### WORK INSTRUCTIONS
Leave out the pictures and transcribe everything else exactly.

⟨

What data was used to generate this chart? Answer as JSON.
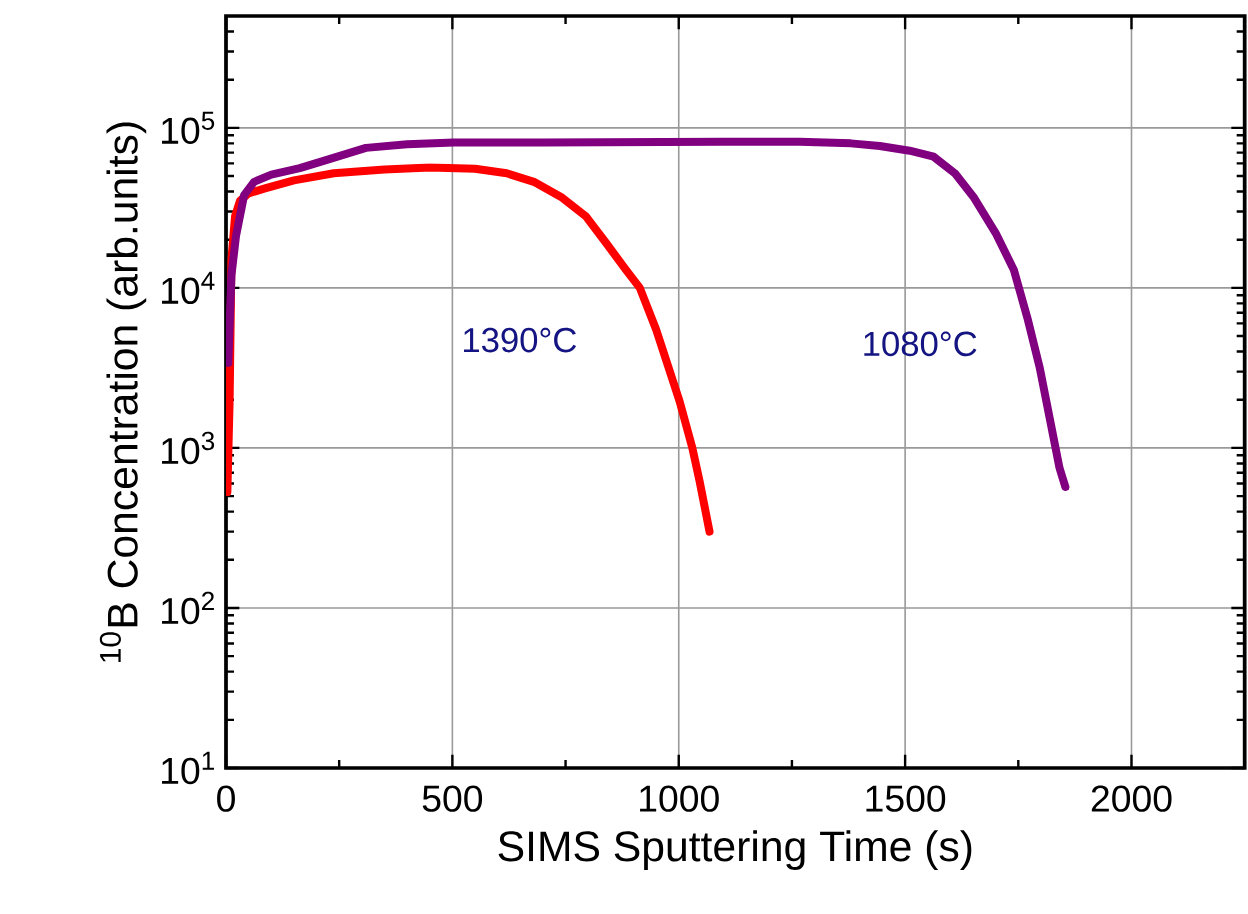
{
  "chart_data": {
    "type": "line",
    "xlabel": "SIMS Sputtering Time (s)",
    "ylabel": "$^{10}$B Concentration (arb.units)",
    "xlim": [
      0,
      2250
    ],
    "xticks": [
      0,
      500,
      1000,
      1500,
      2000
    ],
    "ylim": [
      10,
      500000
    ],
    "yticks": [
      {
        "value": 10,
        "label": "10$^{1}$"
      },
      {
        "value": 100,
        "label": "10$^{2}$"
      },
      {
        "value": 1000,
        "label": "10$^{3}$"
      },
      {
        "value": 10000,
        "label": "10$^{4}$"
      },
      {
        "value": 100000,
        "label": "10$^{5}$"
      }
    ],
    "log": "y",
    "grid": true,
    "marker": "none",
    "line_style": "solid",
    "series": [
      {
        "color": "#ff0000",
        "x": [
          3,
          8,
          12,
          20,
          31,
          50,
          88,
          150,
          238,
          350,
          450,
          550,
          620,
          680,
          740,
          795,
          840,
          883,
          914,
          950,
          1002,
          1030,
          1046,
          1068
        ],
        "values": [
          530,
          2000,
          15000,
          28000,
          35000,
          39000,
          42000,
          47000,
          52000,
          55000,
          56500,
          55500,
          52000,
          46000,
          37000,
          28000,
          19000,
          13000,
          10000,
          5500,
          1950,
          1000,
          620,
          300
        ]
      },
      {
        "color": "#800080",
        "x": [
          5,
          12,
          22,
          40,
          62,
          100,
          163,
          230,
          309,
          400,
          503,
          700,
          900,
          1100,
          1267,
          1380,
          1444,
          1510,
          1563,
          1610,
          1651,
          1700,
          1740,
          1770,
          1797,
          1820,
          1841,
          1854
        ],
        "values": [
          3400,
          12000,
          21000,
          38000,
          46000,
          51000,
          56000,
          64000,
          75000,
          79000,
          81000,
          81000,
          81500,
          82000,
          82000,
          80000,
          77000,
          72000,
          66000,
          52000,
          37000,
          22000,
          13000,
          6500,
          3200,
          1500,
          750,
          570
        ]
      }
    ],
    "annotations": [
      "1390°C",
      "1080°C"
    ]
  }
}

⟩

### OUTPUT BELOW
What data was used to generate this chart? Answer as JSON.
{
  "chart_data": {
    "type": "line",
    "xlabel": "SIMS Sputtering Time (s)",
    "ylabel": "$^{10}$B Concentration (arb.units)",
    "xlim": [
      0,
      2250
    ],
    "xticks": [
      0,
      500,
      1000,
      1500,
      2000
    ],
    "ylim": [
      10,
      500000
    ],
    "yticks": [
      {
        "value": 10,
        "label": "10$^{1}$"
      },
      {
        "value": 100,
        "label": "10$^{2}$"
      },
      {
        "value": 1000,
        "label": "10$^{3}$"
      },
      {
        "value": 10000,
        "label": "10$^{4}$"
      },
      {
        "value": 100000,
        "label": "10$^{5}$"
      }
    ],
    "log": "y",
    "grid": true,
    "marker": "none",
    "line_style": "solid",
    "series": [
      {
        "color": "#ff0000",
        "x": [
          3,
          8,
          12,
          20,
          31,
          50,
          88,
          150,
          238,
          350,
          450,
          550,
          620,
          680,
          740,
          795,
          840,
          883,
          914,
          950,
          1002,
          1030,
          1046,
          1068
        ],
        "values": [
          530,
          2000,
          15000,
          28000,
          35000,
          39000,
          42000,
          47000,
          52000,
          55000,
          56500,
          55500,
          52000,
          46000,
          37000,
          28000,
          19000,
          13000,
          10000,
          5500,
          1950,
          1000,
          620,
          300
        ]
      },
      {
        "color": "#800080",
        "x": [
          5,
          12,
          22,
          40,
          62,
          100,
          163,
          230,
          309,
          400,
          503,
          700,
          900,
          1100,
          1267,
          1380,
          1444,
          1510,
          1563,
          1610,
          1651,
          1700,
          1740,
          1770,
          1797,
          1820,
          1841,
          1854
        ],
        "values": [
          3400,
          12000,
          21000,
          38000,
          46000,
          51000,
          56000,
          64000,
          75000,
          79000,
          81000,
          81000,
          81500,
          82000,
          82000,
          80000,
          77000,
          72000,
          66000,
          52000,
          37000,
          22000,
          13000,
          6500,
          3200,
          1500,
          750,
          570
        ]
      }
    ],
    "annotations": [
      "1390°C",
      "1080°C"
    ]
  }
}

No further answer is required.